● **BRIEF**:
Drop every picture and give the entries back exactly.

● **Stored items**:
_ _ _
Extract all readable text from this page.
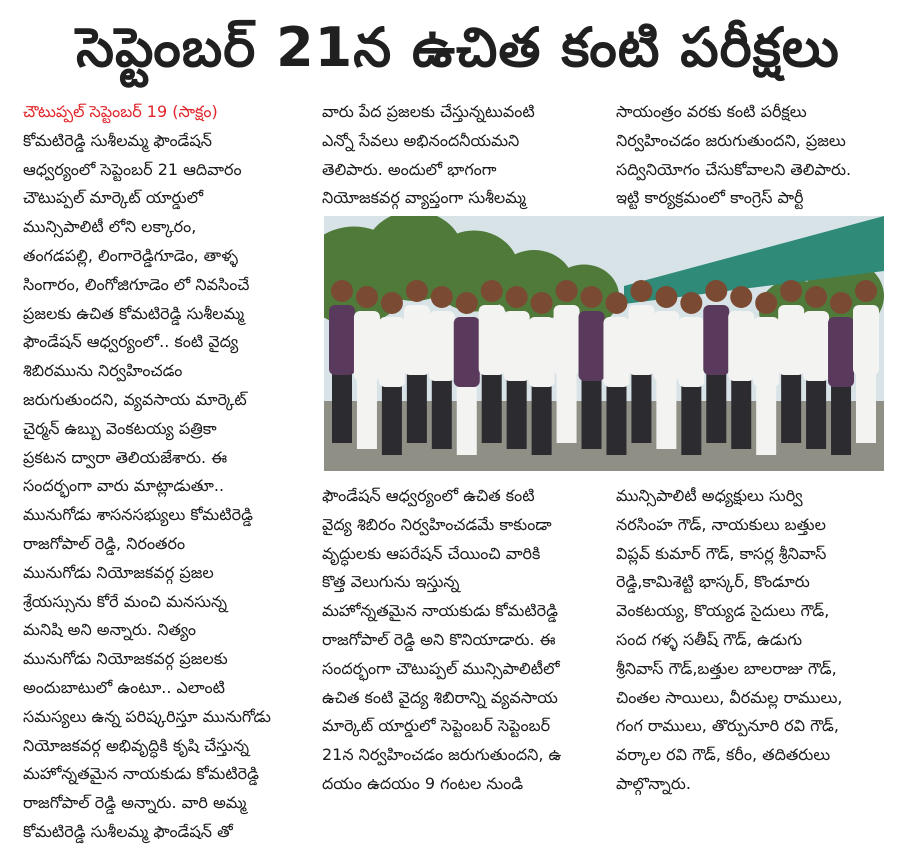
సెప్టెంబర్ 21న ఉచిత కంటి పరీక్షలు
చౌటుప్పల్ సెప్టెంబర్ 19 (సాక్షం)
కోమటిరెడ్డి సుశీలమ్మ ఫౌండేషన్
ఆధ్వర్యంలో సెప్టెంబర్ 21 ఆదివారం
చౌటుప్పల్ మార్కెట్ యార్డులో
మున్సిపాలిటీ లోని లక్కారం,
తంగడపల్లి, లింగారెడ్డిగూడెం, తాళ్ళ
సింగారం, లింగోజిగూడెం లో నివసించే
ప్రజలకు ఉచిత కోమటిరెడ్డి సుశీలమ్మ
ఫౌండేషన్ ఆధ్వర్యంలో.. కంటి వైద్య
శిబిరమును నిర్వహించడం
జరుగుతుందని, వ్యవసాయ మార్కెట్
చైర్మన్ ఉబ్బు వెంకటయ్య పత్రికా
ప్రకటన ద్వారా తెలియజేశారు. ఈ
సందర్భంగా వారు మాట్లాడుతూ..
మునుగోడు శాసనసభ్యులు కోమటిరెడ్డి
రాజగోపాల్ రెడ్డి, నిరంతరం
మునుగోడు నియోజకవర్గ ప్రజల
శ్రేయస్సును కోరే మంచి మనసున్న
మనిషి అని అన్నారు. నిత్యం
మునుగోడు నియోజకవర్గ ప్రజలకు
అందుబాటులో ఉంటూ.. ఎలాంటి
సమస్యలు ఉన్న పరిష్కరిస్తూ మునుగోడు
నియోజకవర్గ అభివృద్ధికి కృషి చేస్తున్న
మహోన్నతమైన నాయకుడు కోమటిరెడ్డి
రాజగోపాల్ రెడ్డి అన్నారు. వారి అమ్మ
కోమటిరెడ్డి సుశీలమ్మ ఫౌండేషన్ తో
వారు పేద ప్రజలకు చేస్తున్నటువంటి
ఎన్నో సేవలు అభినందనీయమని
తెలిపారు. అందులో భాగంగా
నియోజకవర్గ వ్యాప్తంగా సుశీలమ్మ
సాయంత్రం వరకు కంటి పరీక్షలు
నిర్వహించడం జరుగుతుందని, ప్రజలు
సద్వినియోగం చేసుకోవాలని తెలిపారు.
ఇట్టి కార్యక్రమంలో కాంగ్రెస్ పార్టీ
ఫౌండేషన్ ఆధ్వర్యంలో ఉచిత కంటి
వైద్య శిబిరం నిర్వహించడమే కాకుండా
వృద్ధులకు ఆపరేషన్ చేయించి వారికి
కొత్త వెలుగును ఇస్తున్న
మహోన్నతమైన నాయకుడు కోమటిరెడ్డి
రాజగోపాల్ రెడ్డి అని కొనియాడారు. ఈ
సందర్భంగా చౌటుప్పల్ మున్సిపాలిటీలో
ఉచిత కంటి వైద్య శిబిరాన్ని వ్యవసాయ
మార్కెట్ యార్డులో సెప్టెంబర్ సెప్టెంబర్
21న నిర్వహించడం జరుగుతుందని, ఉ
దయం ఉదయం 9 గంటల నుండి
మున్సిపాలిటీ అధ్యక్షులు సుర్వి
నరసింహ గౌడ్, నాయకులు బత్తుల
విప్లవ్ కుమార్ గౌడ్, కాసర్ల శ్రీనివాస్
రెడ్డి,కామిశెట్టి భాస్కర్, కొండూరు
వెంకటయ్య, కొయ్యడ సైదులు గౌడ్,
సంద గళ్ళ సతీష్ గౌడ్, ఉడుగు
శ్రీనివాస్ గౌడ్,బత్తుల బాలరాజు గౌడ్,
చింతల సాయిలు, వీరమల్ల రాములు,
గంగ రాములు, తొర్పునూరి రవి గౌడ్,
వర్కాల రవి గౌడ్, కరీం, తదితరులు
పాల్గొన్నారు.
_ _ _
● **EXERCISE ANSWER**:
Extract all readable text from this page.
సెప్టెంబర్ 21న ఉచిత కంటి పరీక్షలు
చౌటుప్పల్ సెప్టెంబర్ 19 (సాక్షం)
కోమటిరెడ్డి సుశీలమ్మ ఫౌండేషన్
ఆధ్వర్యంలో సెప్టెంబర్ 21 ఆదివారం
చౌటుప్పల్ మార్కెట్ యార్డులో
మున్సిపాలిటీ లోని లక్కారం,
తంగడపల్లి, లింగారెడ్డిగూడెం, తాళ్ళ
సింగారం, లింగోజిగూడెం లో నివసించే
ప్రజలకు ఉచిత కోమటిరెడ్డి సుశీలమ్మ
ఫౌండేషన్ ఆధ్వర్యంలో.. కంటి వైద్య
శిబిరమును నిర్వహించడం
జరుగుతుందని, వ్యవసాయ మార్కెట్
చైర్మన్ ఉబ్బు వెంకటయ్య పత్రికా
ప్రకటన ద్వారా తెలియజేశారు. ఈ
సందర్భంగా వారు మాట్లాడుతూ..
మునుగోడు శాసనసభ్యులు కోమటిరెడ్డి
రాజగోపాల్ రెడ్డి, నిరంతరం
మునుగోడు నియోజకవర్గ ప్రజల
శ్రేయస్సును కోరే మంచి మనసున్న
మనిషి అని అన్నారు. నిత్యం
మునుగోడు నియోజకవర్గ ప్రజలకు
అందుబాటులో ఉంటూ.. ఎలాంటి
సమస్యలు ఉన్న పరిష్కరిస్తూ మునుగోడు
నియోజకవర్గ అభివృద్ధికి కృషి చేస్తున్న
మహోన్నతమైన నాయకుడు కోమటిరెడ్డి
రాజగోపాల్ రెడ్డి అన్నారు. వారి అమ్మ
కోమటిరెడ్డి సుశీలమ్మ ఫౌండేషన్ తో
వారు పేద ప్రజలకు చేస్తున్నటువంటి
ఎన్నో సేవలు అభినందనీయమని
తెలిపారు. అందులో భాగంగా
నియోజకవర్గ వ్యాప్తంగా సుశీలమ్మ
సాయంత్రం వరకు కంటి పరీక్షలు
నిర్వహించడం జరుగుతుందని, ప్రజలు
సద్వినియోగం చేసుకోవాలని తెలిపారు.
ఇట్టి కార్యక్రమంలో కాంగ్రెస్ పార్టీ
ఫౌండేషన్ ఆధ్వర్యంలో ఉచిత కంటి
వైద్య శిబిరం నిర్వహించడమే కాకుండా
వృద్ధులకు ఆపరేషన్ చేయించి వారికి
కొత్త వెలుగును ఇస్తున్న
మహోన్నతమైన నాయకుడు కోమటిరెడ్డి
రాజగోపాల్ రెడ్డి అని కొనియాడారు. ఈ
సందర్భంగా చౌటుప్పల్ మున్సిపాలిటీలో
ఉచిత కంటి వైద్య శిబిరాన్ని వ్యవసాయ
మార్కెట్ యార్డులో సెప్టెంబర్ సెప్టెంబర్
21న నిర్వహించడం జరుగుతుందని, ఉ
దయం ఉదయం 9 గంటల నుండి
మున్సిపాలిటీ అధ్యక్షులు సుర్వి
నరసింహ గౌడ్, నాయకులు బత్తుల
విప్లవ్ కుమార్ గౌడ్, కాసర్ల శ్రీనివాస్
రెడ్డి,కామిశెట్టి భాస్కర్, కొండూరు
వెంకటయ్య, కొయ్యడ సైదులు గౌడ్,
సంద గళ్ళ సతీష్ గౌడ్, ఉడుగు
శ్రీనివాస్ గౌడ్,బత్తుల బాలరాజు గౌడ్,
చింతల సాయిలు, వీరమల్ల రాములు,
గంగ రాములు, తొర్పునూరి రవి గౌడ్,
వర్కాల రవి గౌడ్, కరీం, తదితరులు
పాల్గొన్నారు.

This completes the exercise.